### What you should do
Transcribe the records that follow. Keep every word exactly, and drop the pictures.

### Supplied data
******
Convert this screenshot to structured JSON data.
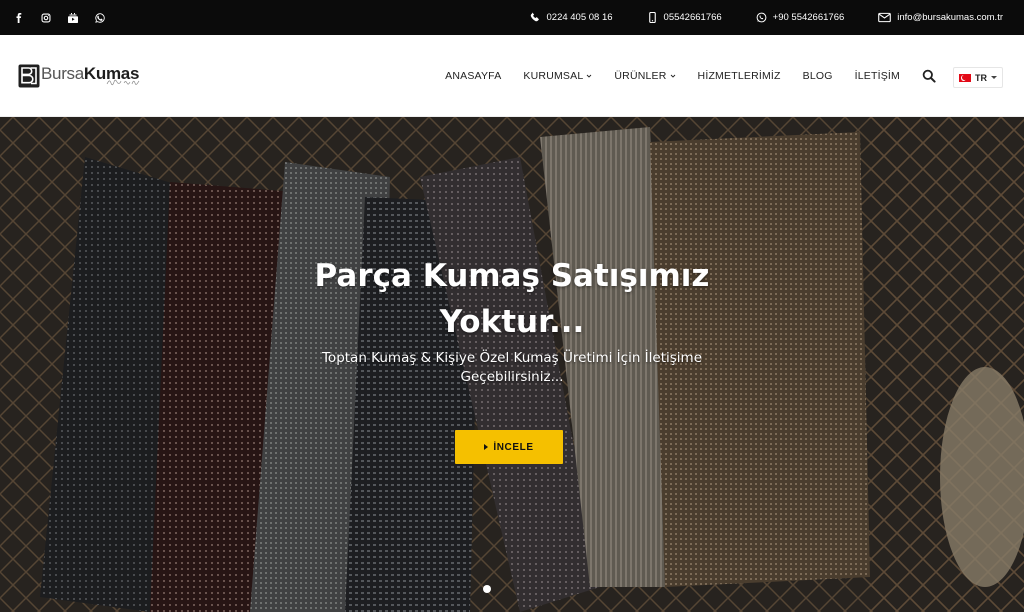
{
  "topbar": {
    "social": [
      {
        "icon": "facebook-icon"
      },
      {
        "icon": "instagram-icon"
      },
      {
        "icon": "youtube-icon"
      },
      {
        "icon": "whatsapp-icon"
      }
    ],
    "phone": "0224 405 08 16",
    "mobile": "05542661766",
    "whatsapp": "+90 5542661766",
    "email": "info@bursakumas.com.tr"
  },
  "header": {
    "logo_part1": "Bursa",
    "logo_part2": "Kumas",
    "nav": [
      {
        "label": "ANASAYFA",
        "dropdown": false
      },
      {
        "label": "KURUMSAL",
        "dropdown": true
      },
      {
        "label": "ÜRÜNLER",
        "dropdown": true
      },
      {
        "label": "HİZMETLERİMİZ",
        "dropdown": false
      },
      {
        "label": "BLOG",
        "dropdown": false
      },
      {
        "label": "İLETİŞİM",
        "dropdown": false
      }
    ],
    "language": "TR"
  },
  "hero": {
    "title": "Parça Kumaş Satışımız Yoktur...",
    "subtitle": "Toptan Kumaş & Kişiye Özel Kumaş Üretimi İçin İletişime Geçebilirsiniz...",
    "cta_label": "İNCELE",
    "active_slide": 1,
    "slide_count": 1
  },
  "colors": {
    "topbar_bg": "#0b0b0b",
    "accent": "#f5c000",
    "text_dark": "#222222"
  }
}
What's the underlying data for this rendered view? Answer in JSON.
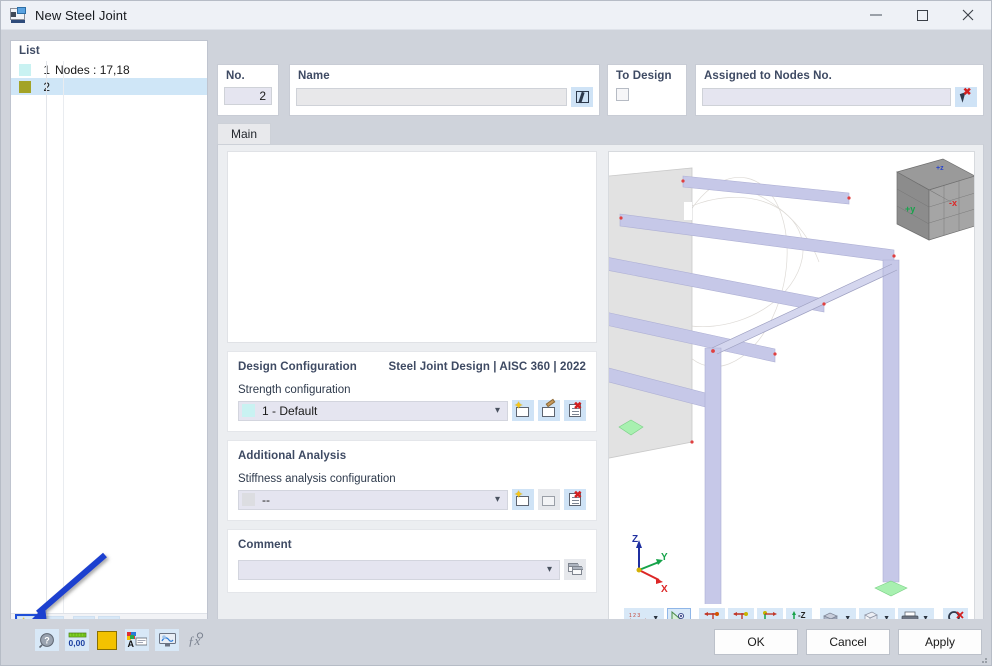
{
  "window": {
    "title": "New Steel Joint",
    "icon": "steel-joint-icon",
    "controls": {
      "minimize": "–",
      "maximize": "☐",
      "close": "✕"
    }
  },
  "list_panel": {
    "header": "List",
    "rows": [
      {
        "index": "1",
        "label": "Nodes : 17,18",
        "color": "#c9f2f2",
        "selected": false
      },
      {
        "index": "2",
        "label": "",
        "color": "#a3a327",
        "selected": true
      }
    ],
    "toolbar": [
      {
        "name": "new-item-button",
        "title": "New",
        "highlighted": true
      },
      {
        "name": "copy-item-button",
        "title": "Copy",
        "highlighted": false
      },
      {
        "name": "select-all-button",
        "title": "Select All",
        "highlighted": false
      },
      {
        "name": "invert-selection-button",
        "title": "Invert Selection",
        "highlighted": false
      }
    ],
    "delete_button": "✕"
  },
  "fields": {
    "no": {
      "label": "No.",
      "value": "2"
    },
    "name": {
      "label": "Name",
      "value": "",
      "placeholder": ""
    },
    "to_design": {
      "label": "To Design",
      "checked": false
    },
    "assigned_nodes": {
      "label": "Assigned to Nodes No.",
      "value": "",
      "placeholder": ""
    }
  },
  "tabs": [
    {
      "label": "Main",
      "active": true
    }
  ],
  "design_configuration": {
    "title": "Design Configuration",
    "standard": "Steel Joint Design | AISC 360 | 2022",
    "field_label": "Strength configuration",
    "value": "1 - Default",
    "swatch": "#c9f2f2",
    "buttons": [
      "new-config-button",
      "edit-config-button",
      "delete-config-button"
    ]
  },
  "additional_analysis": {
    "title": "Additional Analysis",
    "field_label": "Stiffness analysis configuration",
    "value": "--",
    "swatch": "#dcdde1",
    "buttons": [
      "new-stiffness-config-button",
      "edit-stiffness-config-button",
      "delete-stiffness-config-button"
    ]
  },
  "comment": {
    "title": "Comment",
    "value": "",
    "button": "comment-library-button"
  },
  "viewport": {
    "view_cube": {
      "front": "+y",
      "right": "-x"
    },
    "axes": {
      "z": "Z",
      "y": "Y",
      "x": "X"
    },
    "toolbar": [
      {
        "name": "numbering-button",
        "caption": "1 2 3",
        "dropdown": true
      },
      {
        "name": "view-angle-button",
        "caption": "",
        "dropdown": false,
        "active": true
      },
      {
        "name": "view-negative-x-button",
        "caption": "-X",
        "dropdown": false
      },
      {
        "name": "view-y-button",
        "caption": "Y",
        "dropdown": false
      },
      {
        "name": "view-z-button",
        "caption": "Z",
        "dropdown": false
      },
      {
        "name": "view-negative-z-button",
        "caption": "-Z",
        "dropdown": false
      },
      {
        "name": "render-mode-button",
        "caption": "",
        "dropdown": true
      },
      {
        "name": "wireframe-mode-button",
        "caption": "",
        "dropdown": true
      },
      {
        "name": "print-button",
        "caption": "",
        "dropdown": true
      },
      {
        "name": "zoom-reset-button",
        "caption": "",
        "dropdown": false
      }
    ]
  },
  "status_bar": {
    "icons": [
      {
        "name": "help-icon",
        "glyph": "?"
      },
      {
        "name": "number-format-icon",
        "glyph": "0,00"
      },
      {
        "name": "color-swatch-icon",
        "glyph": ""
      },
      {
        "name": "font-label-icon",
        "glyph": "A"
      },
      {
        "name": "display-settings-icon",
        "glyph": ""
      },
      {
        "name": "function-icon",
        "glyph": "ƒx"
      }
    ]
  },
  "footer_buttons": [
    {
      "name": "ok-button",
      "label": "OK"
    },
    {
      "name": "cancel-button",
      "label": "Cancel"
    },
    {
      "name": "apply-button",
      "label": "Apply"
    }
  ],
  "colors": {
    "accent_blue": "#3e4a63",
    "highlight": "#cfe6f7",
    "toolbar_btn": "#d8e8f7",
    "annotation_arrow": "#1f3fcf",
    "member": "#c6c8e8",
    "support": "#a8f0b0"
  }
}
******
### Problem solution
Convert this screenshot to structured JSON data.
{
  "topbar": {
    "social": [
      {
        "icon": "facebook-icon"
      },
      {
        "icon": "instagram-icon"
      },
      {
        "icon": "youtube-icon"
      },
      {
        "icon": "whatsapp-icon"
      }
    ],
    "phone": "0224 405 08 16",
    "mobile": "05542661766",
    "whatsapp": "+90 5542661766",
    "email": "info@bursakumas.com.tr"
  },
  "header": {
    "logo_part1": "Bursa",
    "logo_part2": "Kumas",
    "nav": [
      {
        "label": "ANASAYFA",
        "dropdown": false
      },
      {
        "label": "KURUMSAL",
        "dropdown": true
      },
      {
        "label": "ÜRÜNLER",
        "dropdown": true
      },
      {
        "label": "HİZMETLERİMİZ",
        "dropdown": false
      },
      {
        "label": "BLOG",
        "dropdown": false
      },
      {
        "label": "İLETİŞİM",
        "dropdown": false
      }
    ],
    "language": "TR"
  },
  "hero": {
    "title": "Parça Kumaş Satışımız Yoktur...",
    "subtitle": "Toptan Kumaş & Kişiye Özel Kumaş Üretimi İçin İletişime Geçebilirsiniz...",
    "cta_label": "İNCELE",
    "active_slide": 1,
    "slide_count": 1
  },
  "colors": {
    "topbar_bg": "#0b0b0b",
    "accent": "#f5c000",
    "text_dark": "#222222"
  }
}
What's the underlying data for this rendered view? Answer in JSON.
{
  "window": {
    "title": "New Steel Joint",
    "icon": "steel-joint-icon",
    "controls": {
      "minimize": "–",
      "maximize": "☐",
      "close": "✕"
    }
  },
  "list_panel": {
    "header": "List",
    "rows": [
      {
        "index": "1",
        "label": "Nodes : 17,18",
        "color": "#c9f2f2",
        "selected": false
      },
      {
        "index": "2",
        "label": "",
        "color": "#a3a327",
        "selected": true
      }
    ],
    "toolbar": [
      {
        "name": "new-item-button",
        "title": "New",
        "highlighted": true
      },
      {
        "name": "copy-item-button",
        "title": "Copy",
        "highlighted": false
      },
      {
        "name": "select-all-button",
        "title": "Select All",
        "highlighted": false
      },
      {
        "name": "invert-selection-button",
        "title": "Invert Selection",
        "highlighted": false
      }
    ],
    "delete_button": "✕"
  },
  "fields": {
    "no": {
      "label": "No.",
      "value": "2"
    },
    "name": {
      "label": "Name",
      "value": "",
      "placeholder": ""
    },
    "to_design": {
      "label": "To Design",
      "checked": false
    },
    "assigned_nodes": {
      "label": "Assigned to Nodes No.",
      "value": "",
      "placeholder": ""
    }
  },
  "tabs": [
    {
      "label": "Main",
      "active": true
    }
  ],
  "design_configuration": {
    "title": "Design Configuration",
    "standard": "Steel Joint Design | AISC 360 | 2022",
    "field_label": "Strength configuration",
    "value": "1 - Default",
    "swatch": "#c9f2f2",
    "buttons": [
      "new-config-button",
      "edit-config-button",
      "delete-config-button"
    ]
  },
  "additional_analysis": {
    "title": "Additional Analysis",
    "field_label": "Stiffness analysis configuration",
    "value": "--",
    "swatch": "#dcdde1",
    "buttons": [
      "new-stiffness-config-button",
      "edit-stiffness-config-button",
      "delete-stiffness-config-button"
    ]
  },
  "comment": {
    "title": "Comment",
    "value": "",
    "button": "comment-library-button"
  },
  "viewport": {
    "view_cube": {
      "front": "+y",
      "right": "-x"
    },
    "axes": {
      "z": "Z",
      "y": "Y",
      "x": "X"
    },
    "toolbar": [
      {
        "name": "numbering-button",
        "caption": "1 2 3",
        "dropdown": true
      },
      {
        "name": "view-angle-button",
        "caption": "",
        "dropdown": false,
        "active": true
      },
      {
        "name": "view-negative-x-button",
        "caption": "-X",
        "dropdown": false
      },
      {
        "name": "view-y-button",
        "caption": "Y",
        "dropdown": false
      },
      {
        "name": "view-z-button",
        "caption": "Z",
        "dropdown": false
      },
      {
        "name": "view-negative-z-button",
        "caption": "-Z",
        "dropdown": false
      },
      {
        "name": "render-mode-button",
        "caption": "",
        "dropdown": true
      },
      {
        "name": "wireframe-mode-button",
        "caption": "",
        "dropdown": true
      },
      {
        "name": "print-button",
        "caption": "",
        "dropdown": true
      },
      {
        "name": "zoom-reset-button",
        "caption": "",
        "dropdown": false
      }
    ]
  },
  "status_bar": {
    "icons": [
      {
        "name": "help-icon",
        "glyph": "?"
      },
      {
        "name": "number-format-icon",
        "glyph": "0,00"
      },
      {
        "name": "color-swatch-icon",
        "glyph": ""
      },
      {
        "name": "font-label-icon",
        "glyph": "A"
      },
      {
        "name": "display-settings-icon",
        "glyph": ""
      },
      {
        "name": "function-icon",
        "glyph": "ƒx"
      }
    ]
  },
  "footer_buttons": [
    {
      "name": "ok-button",
      "label": "OK"
    },
    {
      "name": "cancel-button",
      "label": "Cancel"
    },
    {
      "name": "apply-button",
      "label": "Apply"
    }
  ],
  "colors": {
    "accent_blue": "#3e4a63",
    "highlight": "#cfe6f7",
    "toolbar_btn": "#d8e8f7",
    "annotation_arrow": "#1f3fcf",
    "member": "#c6c8e8",
    "support": "#a8f0b0"
  }
}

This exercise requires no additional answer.